▶ [DO THIS] Each entry below is to be extracted exactly.

▶ [RECORDS]
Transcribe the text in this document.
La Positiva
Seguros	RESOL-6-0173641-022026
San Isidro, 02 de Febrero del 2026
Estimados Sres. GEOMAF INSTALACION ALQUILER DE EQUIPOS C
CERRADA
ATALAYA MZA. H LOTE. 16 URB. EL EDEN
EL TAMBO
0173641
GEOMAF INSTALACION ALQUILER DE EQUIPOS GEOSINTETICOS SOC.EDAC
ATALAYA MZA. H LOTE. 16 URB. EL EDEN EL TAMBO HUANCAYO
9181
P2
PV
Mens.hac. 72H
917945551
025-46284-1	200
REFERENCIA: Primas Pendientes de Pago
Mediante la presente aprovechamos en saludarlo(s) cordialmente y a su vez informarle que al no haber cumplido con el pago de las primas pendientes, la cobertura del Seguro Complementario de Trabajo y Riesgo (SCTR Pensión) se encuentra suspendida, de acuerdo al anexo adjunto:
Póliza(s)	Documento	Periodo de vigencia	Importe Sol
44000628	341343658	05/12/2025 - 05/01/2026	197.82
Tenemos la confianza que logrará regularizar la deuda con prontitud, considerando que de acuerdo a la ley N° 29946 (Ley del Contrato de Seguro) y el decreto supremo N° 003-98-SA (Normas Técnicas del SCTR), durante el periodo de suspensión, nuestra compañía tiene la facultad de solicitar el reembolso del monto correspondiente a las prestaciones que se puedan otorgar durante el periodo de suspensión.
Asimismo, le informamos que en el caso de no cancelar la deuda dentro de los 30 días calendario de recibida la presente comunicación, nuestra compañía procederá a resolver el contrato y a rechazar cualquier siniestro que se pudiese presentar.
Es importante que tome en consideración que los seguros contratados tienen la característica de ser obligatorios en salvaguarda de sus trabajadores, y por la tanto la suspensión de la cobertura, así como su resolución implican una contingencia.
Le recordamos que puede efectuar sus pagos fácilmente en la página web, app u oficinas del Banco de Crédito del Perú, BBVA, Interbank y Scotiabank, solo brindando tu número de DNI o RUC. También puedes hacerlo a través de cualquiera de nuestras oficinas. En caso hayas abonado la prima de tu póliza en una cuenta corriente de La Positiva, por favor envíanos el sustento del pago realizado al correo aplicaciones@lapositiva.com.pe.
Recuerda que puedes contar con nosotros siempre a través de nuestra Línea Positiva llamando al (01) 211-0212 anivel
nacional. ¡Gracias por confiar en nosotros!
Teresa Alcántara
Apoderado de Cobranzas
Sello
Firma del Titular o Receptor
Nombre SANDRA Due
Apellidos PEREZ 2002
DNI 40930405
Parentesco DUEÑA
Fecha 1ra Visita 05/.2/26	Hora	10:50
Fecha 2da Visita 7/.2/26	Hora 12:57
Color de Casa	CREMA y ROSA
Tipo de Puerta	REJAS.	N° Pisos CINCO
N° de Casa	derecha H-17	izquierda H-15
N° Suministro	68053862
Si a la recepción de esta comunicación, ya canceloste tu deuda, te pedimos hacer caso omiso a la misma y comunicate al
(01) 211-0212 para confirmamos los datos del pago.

▶ [RESPONSE TO THE EXERCISE]
Transcribe the text in this document.
La Positiva
Seguros	RESOL-6-0173641-022026
San Isidro, 02 de Febrero del 2026
Estimados Sres. GEOMAF INSTALACION ALQUILER DE EQUIPOS C
CERRADA
ATALAYA MZA. H LOTE. 16 URB. EL EDEN
EL TAMBO
0173641
GEOMAF INSTALACION ALQUILER DE EQUIPOS GEOSINTETICOS SOC.EDAC
ATALAYA MZA. H LOTE. 16 URB. EL EDEN EL TAMBO HUANCAYO
9181
P2
PV
Mens.hac. 72H
917945551
025-46284-1	200
REFERENCIA: Primas Pendientes de Pago
Mediante la presente aprovechamos en saludarlo(s) cordialmente y a su vez informarle que al no haber cumplido con el pago de las primas pendientes, la cobertura del Seguro Complementario de Trabajo y Riesgo (SCTR Pensión) se encuentra suspendida, de acuerdo al anexo adjunto:
Póliza(s)	Documento	Periodo de vigencia	Importe Sol
44000628	341343658	05/12/2025 - 05/01/2026	197.82
Tenemos la confianza que logrará regularizar la deuda con prontitud, considerando que de acuerdo a la ley N° 29946 (Ley del Contrato de Seguro) y el decreto supremo N° 003-98-SA (Normas Técnicas del SCTR), durante el periodo de suspensión, nuestra compañía tiene la facultad de solicitar el reembolso del monto correspondiente a las prestaciones que se puedan otorgar durante el periodo de suspensión.
Asimismo, le informamos que en el caso de no cancelar la deuda dentro de los 30 días calendario de recibida la presente comunicación, nuestra compañía procederá a resolver el contrato y a rechazar cualquier siniestro que se pudiese presentar.
Es importante que tome en consideración que los seguros contratados tienen la característica de ser obligatorios en salvaguarda de sus trabajadores, y por la tanto la suspensión de la cobertura, así como su resolución implican una contingencia.
Le recordamos que puede efectuar sus pagos fácilmente en la página web, app u oficinas del Banco de Crédito del Perú, BBVA, Interbank y Scotiabank, solo brindando tu número de DNI o RUC. También puedes hacerlo a través de cualquiera de nuestras oficinas. En caso hayas abonado la prima de tu póliza en una cuenta corriente de La Positiva, por favor envíanos el sustento del pago realizado al correo aplicaciones@lapositiva.com.pe.
Recuerda que puedes contar con nosotros siempre a través de nuestra Línea Positiva llamando al (01) 211-0212 anivel
nacional. ¡Gracias por confiar en nosotros!
Teresa Alcántara
Apoderado de Cobranzas
Sello
Firma del Titular o Receptor
Nombre SANDRA Due
Apellidos PEREZ 2002
DNI 40930405
Parentesco DUEÑA
Fecha 1ra Visita 05/.2/26	Hora	10:50
Fecha 2da Visita 7/.2/26	Hora 12:57
Color de Casa	CREMA y ROSA
Tipo de Puerta	REJAS.	N° Pisos CINCO
N° de Casa	derecha H-17	izquierda H-15
N° Suministro	68053862
Si a la recepción de esta comunicación, ya canceloste tu deuda, te pedimos hacer caso omiso a la misma y comunicate al
(01) 211-0212 para confirmamos los datos del pago.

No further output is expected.